▸ **TREŚĆ ZADANIA**:
Przepisz słowo w słowo wszystkie poniższe wiersze.

▸ **DOSTARCZONE DANE**:
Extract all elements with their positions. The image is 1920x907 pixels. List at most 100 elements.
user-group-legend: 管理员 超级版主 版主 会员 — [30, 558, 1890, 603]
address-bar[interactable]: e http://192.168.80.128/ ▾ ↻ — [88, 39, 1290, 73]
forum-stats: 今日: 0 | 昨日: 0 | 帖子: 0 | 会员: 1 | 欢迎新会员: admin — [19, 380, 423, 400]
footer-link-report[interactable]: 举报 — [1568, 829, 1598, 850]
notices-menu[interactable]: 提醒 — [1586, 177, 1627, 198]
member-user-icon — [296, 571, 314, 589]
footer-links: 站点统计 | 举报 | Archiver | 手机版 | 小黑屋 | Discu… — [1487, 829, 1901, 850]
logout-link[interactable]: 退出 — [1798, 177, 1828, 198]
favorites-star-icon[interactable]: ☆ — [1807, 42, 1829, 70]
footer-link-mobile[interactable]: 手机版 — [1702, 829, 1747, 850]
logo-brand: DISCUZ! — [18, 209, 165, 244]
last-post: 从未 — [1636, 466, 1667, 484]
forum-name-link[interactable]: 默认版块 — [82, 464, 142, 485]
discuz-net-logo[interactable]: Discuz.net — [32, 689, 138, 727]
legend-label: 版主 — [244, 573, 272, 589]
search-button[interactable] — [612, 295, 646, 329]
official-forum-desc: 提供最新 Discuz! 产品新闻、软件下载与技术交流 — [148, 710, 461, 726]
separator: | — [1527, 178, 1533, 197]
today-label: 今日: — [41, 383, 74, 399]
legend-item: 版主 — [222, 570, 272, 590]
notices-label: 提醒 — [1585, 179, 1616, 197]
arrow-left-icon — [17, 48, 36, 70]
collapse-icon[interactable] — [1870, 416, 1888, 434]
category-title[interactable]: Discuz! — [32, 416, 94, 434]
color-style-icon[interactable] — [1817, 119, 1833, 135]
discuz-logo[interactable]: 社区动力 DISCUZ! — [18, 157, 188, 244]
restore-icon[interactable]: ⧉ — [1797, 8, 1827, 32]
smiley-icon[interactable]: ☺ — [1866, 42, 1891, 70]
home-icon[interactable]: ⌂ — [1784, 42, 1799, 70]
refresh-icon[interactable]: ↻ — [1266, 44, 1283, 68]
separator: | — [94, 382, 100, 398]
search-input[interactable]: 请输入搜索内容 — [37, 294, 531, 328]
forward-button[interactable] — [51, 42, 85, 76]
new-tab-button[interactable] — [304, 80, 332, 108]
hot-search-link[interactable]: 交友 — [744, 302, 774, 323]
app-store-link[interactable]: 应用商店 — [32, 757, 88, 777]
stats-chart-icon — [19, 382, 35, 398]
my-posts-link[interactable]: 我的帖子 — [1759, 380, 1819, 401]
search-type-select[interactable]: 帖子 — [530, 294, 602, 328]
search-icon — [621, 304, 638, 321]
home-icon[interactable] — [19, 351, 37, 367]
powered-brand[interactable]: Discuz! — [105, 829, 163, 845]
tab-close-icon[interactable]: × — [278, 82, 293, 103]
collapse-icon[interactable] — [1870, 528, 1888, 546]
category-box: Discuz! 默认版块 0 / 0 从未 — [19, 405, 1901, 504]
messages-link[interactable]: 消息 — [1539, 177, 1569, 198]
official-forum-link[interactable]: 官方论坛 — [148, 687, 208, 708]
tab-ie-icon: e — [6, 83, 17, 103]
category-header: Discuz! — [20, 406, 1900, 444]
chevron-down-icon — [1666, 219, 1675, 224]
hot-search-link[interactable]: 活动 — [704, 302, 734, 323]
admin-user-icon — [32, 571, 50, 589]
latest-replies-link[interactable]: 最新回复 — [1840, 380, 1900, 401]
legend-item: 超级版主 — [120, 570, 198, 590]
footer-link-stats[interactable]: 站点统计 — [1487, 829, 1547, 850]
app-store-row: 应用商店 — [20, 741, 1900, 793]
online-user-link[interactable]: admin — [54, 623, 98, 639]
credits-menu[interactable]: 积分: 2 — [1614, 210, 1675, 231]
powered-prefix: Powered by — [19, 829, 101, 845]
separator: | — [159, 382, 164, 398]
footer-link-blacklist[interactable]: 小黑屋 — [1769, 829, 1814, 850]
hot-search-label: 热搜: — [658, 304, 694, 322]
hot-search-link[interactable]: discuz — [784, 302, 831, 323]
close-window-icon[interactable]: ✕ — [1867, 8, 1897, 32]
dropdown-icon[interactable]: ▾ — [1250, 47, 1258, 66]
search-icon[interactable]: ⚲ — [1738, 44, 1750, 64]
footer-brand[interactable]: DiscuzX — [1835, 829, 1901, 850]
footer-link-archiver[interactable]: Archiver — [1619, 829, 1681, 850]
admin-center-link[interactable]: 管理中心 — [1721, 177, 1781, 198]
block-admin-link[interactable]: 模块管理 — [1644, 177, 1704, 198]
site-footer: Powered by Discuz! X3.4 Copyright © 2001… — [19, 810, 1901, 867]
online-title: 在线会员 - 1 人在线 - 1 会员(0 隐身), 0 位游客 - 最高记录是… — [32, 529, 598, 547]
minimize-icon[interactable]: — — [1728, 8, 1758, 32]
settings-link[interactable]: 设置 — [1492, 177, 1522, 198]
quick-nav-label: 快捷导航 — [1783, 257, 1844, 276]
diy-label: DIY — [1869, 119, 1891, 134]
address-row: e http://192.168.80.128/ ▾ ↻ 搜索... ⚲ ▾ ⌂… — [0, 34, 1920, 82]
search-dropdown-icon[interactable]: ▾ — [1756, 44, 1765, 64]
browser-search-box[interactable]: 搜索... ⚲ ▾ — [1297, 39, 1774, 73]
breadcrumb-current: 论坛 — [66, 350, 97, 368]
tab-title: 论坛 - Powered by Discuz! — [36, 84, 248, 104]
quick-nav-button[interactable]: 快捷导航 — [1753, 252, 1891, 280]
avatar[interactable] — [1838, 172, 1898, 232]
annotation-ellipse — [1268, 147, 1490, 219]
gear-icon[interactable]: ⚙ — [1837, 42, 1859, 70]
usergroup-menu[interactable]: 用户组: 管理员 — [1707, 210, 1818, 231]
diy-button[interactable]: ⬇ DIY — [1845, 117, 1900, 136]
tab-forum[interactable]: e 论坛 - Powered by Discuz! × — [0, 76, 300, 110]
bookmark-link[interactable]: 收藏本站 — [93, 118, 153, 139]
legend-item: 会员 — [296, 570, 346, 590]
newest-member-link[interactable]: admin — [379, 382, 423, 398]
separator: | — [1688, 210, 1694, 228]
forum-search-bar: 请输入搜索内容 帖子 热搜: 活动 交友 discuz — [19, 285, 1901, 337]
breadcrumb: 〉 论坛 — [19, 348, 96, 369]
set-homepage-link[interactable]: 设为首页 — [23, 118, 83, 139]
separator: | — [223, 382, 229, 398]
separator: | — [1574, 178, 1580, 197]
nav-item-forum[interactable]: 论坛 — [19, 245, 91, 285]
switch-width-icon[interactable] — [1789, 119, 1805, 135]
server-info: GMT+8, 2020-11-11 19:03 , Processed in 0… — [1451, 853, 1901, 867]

▸ **ODPOWIEDŹ KOŃCOWA**:
Extract all elements with their positions. The image is 1920x907 pixels. List at most 100 elements.
user-group-legend: 管理员 超级版主 版主 会员 — [30, 558, 1890, 603]
address-bar[interactable]: e http://192.168.80.128/ ▾ ↻ — [88, 39, 1290, 73]
forum-stats: 今日: 0 | 昨日: 0 | 帖子: 0 | 会员: 1 | 欢迎新会员: admin — [19, 380, 423, 400]
footer-link-report[interactable]: 举报 — [1568, 829, 1598, 850]
notices-menu[interactable]: 提醒 — [1586, 177, 1627, 198]
member-user-icon — [296, 571, 314, 589]
footer-links: 站点统计 | 举报 | Archiver | 手机版 | 小黑屋 | Discu… — [1487, 829, 1901, 850]
logout-link[interactable]: 退出 — [1798, 177, 1828, 198]
favorites-star-icon[interactable]: ☆ — [1807, 42, 1829, 70]
footer-link-mobile[interactable]: 手机版 — [1702, 829, 1747, 850]
logo-brand: DISCUZ! — [18, 209, 165, 244]
last-post: 从未 — [1636, 466, 1667, 484]
forum-name-link[interactable]: 默认版块 — [82, 464, 142, 485]
discuz-net-logo[interactable]: Discuz.net — [32, 689, 138, 727]
legend-label: 版主 — [244, 573, 272, 589]
search-button[interactable] — [612, 295, 646, 329]
official-forum-desc: 提供最新 Discuz! 产品新闻、软件下载与技术交流 — [148, 710, 461, 726]
separator: | — [1527, 178, 1533, 197]
today-label: 今日: — [41, 383, 74, 399]
legend-item: 版主 — [222, 570, 272, 590]
notices-label: 提醒 — [1585, 179, 1616, 197]
arrow-left-icon — [17, 48, 36, 70]
collapse-icon[interactable] — [1870, 416, 1888, 434]
category-title[interactable]: Discuz! — [32, 416, 94, 434]
color-style-icon[interactable] — [1817, 119, 1833, 135]
discuz-logo[interactable]: 社区动力 DISCUZ! — [18, 157, 188, 244]
restore-icon[interactable]: ⧉ — [1797, 8, 1827, 32]
smiley-icon[interactable]: ☺ — [1866, 42, 1891, 70]
home-icon[interactable]: ⌂ — [1784, 42, 1799, 70]
refresh-icon[interactable]: ↻ — [1266, 44, 1283, 68]
separator: | — [94, 382, 100, 398]
search-input[interactable]: 请输入搜索内容 — [37, 294, 531, 328]
forward-button[interactable] — [51, 42, 85, 76]
new-tab-button[interactable] — [304, 80, 332, 108]
hot-search-link[interactable]: 交友 — [744, 302, 774, 323]
app-store-link[interactable]: 应用商店 — [32, 757, 88, 777]
stats-chart-icon — [19, 382, 35, 398]
my-posts-link[interactable]: 我的帖子 — [1759, 380, 1819, 401]
search-type-select[interactable]: 帖子 — [530, 294, 602, 328]
search-icon — [621, 304, 638, 321]
home-icon[interactable] — [19, 351, 37, 367]
powered-brand[interactable]: Discuz! — [105, 829, 163, 845]
tab-close-icon[interactable]: × — [278, 82, 293, 103]
collapse-icon[interactable] — [1870, 528, 1888, 546]
category-box: Discuz! 默认版块 0 / 0 从未 — [19, 405, 1901, 504]
messages-link[interactable]: 消息 — [1539, 177, 1569, 198]
official-forum-link[interactable]: 官方论坛 — [148, 687, 208, 708]
tab-ie-icon: e — [6, 83, 17, 103]
category-header: Discuz! — [20, 406, 1900, 444]
chevron-down-icon — [1666, 219, 1675, 224]
hot-search-link[interactable]: 活动 — [704, 302, 734, 323]
admin-user-icon — [32, 571, 50, 589]
latest-replies-link[interactable]: 最新回复 — [1840, 380, 1900, 401]
legend-item: 超级版主 — [120, 570, 198, 590]
footer-link-stats[interactable]: 站点统计 — [1487, 829, 1547, 850]
app-store-row: 应用商店 — [20, 741, 1900, 793]
online-user-link[interactable]: admin — [54, 623, 98, 639]
credits-menu[interactable]: 积分: 2 — [1614, 210, 1675, 231]
powered-prefix: Powered by — [19, 829, 101, 845]
separator: | — [159, 382, 164, 398]
footer-link-blacklist[interactable]: 小黑屋 — [1769, 829, 1814, 850]
hot-search-label: 热搜: — [658, 304, 694, 322]
hot-search-link[interactable]: discuz — [784, 302, 831, 323]
close-window-icon[interactable]: ✕ — [1867, 8, 1897, 32]
dropdown-icon[interactable]: ▾ — [1250, 47, 1258, 66]
search-icon[interactable]: ⚲ — [1738, 44, 1750, 64]
footer-brand[interactable]: DiscuzX — [1835, 829, 1901, 850]
footer-link-archiver[interactable]: Archiver — [1619, 829, 1681, 850]
admin-center-link[interactable]: 管理中心 — [1721, 177, 1781, 198]
block-admin-link[interactable]: 模块管理 — [1644, 177, 1704, 198]
site-footer: Powered by Discuz! X3.4 Copyright © 2001… — [19, 810, 1901, 867]
online-title: 在线会员 - 1 人在线 - 1 会员(0 隐身), 0 位游客 - 最高记录是… — [32, 529, 598, 547]
minimize-icon[interactable]: — — [1728, 8, 1758, 32]
settings-link[interactable]: 设置 — [1492, 177, 1522, 198]
quick-nav-label: 快捷导航 — [1783, 257, 1844, 276]
diy-label: DIY — [1869, 119, 1891, 134]
address-row: e http://192.168.80.128/ ▾ ↻ 搜索... ⚲ ▾ ⌂… — [0, 34, 1920, 82]
search-dropdown-icon[interactable]: ▾ — [1756, 44, 1765, 64]
browser-search-box[interactable]: 搜索... ⚲ ▾ — [1297, 39, 1774, 73]
breadcrumb-current: 论坛 — [66, 350, 97, 368]
tab-title: 论坛 - Powered by Discuz! — [36, 84, 248, 104]
quick-nav-button[interactable]: 快捷导航 — [1753, 252, 1891, 280]
avatar[interactable] — [1838, 172, 1898, 232]
annotation-ellipse — [1268, 147, 1490, 219]
gear-icon[interactable]: ⚙ — [1837, 42, 1859, 70]
usergroup-menu[interactable]: 用户组: 管理员 — [1707, 210, 1818, 231]
diy-button[interactable]: ⬇ DIY — [1845, 117, 1900, 136]
tab-forum[interactable]: e 论坛 - Powered by Discuz! × — [0, 76, 300, 110]
bookmark-link[interactable]: 收藏本站 — [93, 118, 153, 139]
legend-item: 会员 — [296, 570, 346, 590]
newest-member-link[interactable]: admin — [379, 382, 423, 398]
separator: | — [1688, 210, 1694, 228]
forum-search-bar: 请输入搜索内容 帖子 热搜: 活动 交友 discuz — [19, 285, 1901, 337]
breadcrumb: 〉 论坛 — [19, 348, 96, 369]
set-homepage-link[interactable]: 设为首页 — [23, 118, 83, 139]
separator: | — [223, 382, 229, 398]
separator: | — [1574, 178, 1580, 197]
nav-item-forum[interactable]: 论坛 — [19, 245, 91, 285]
switch-width-icon[interactable] — [1789, 119, 1805, 135]
server-info: GMT+8, 2020-11-11 19:03 , Processed in 0… — [1451, 853, 1901, 867]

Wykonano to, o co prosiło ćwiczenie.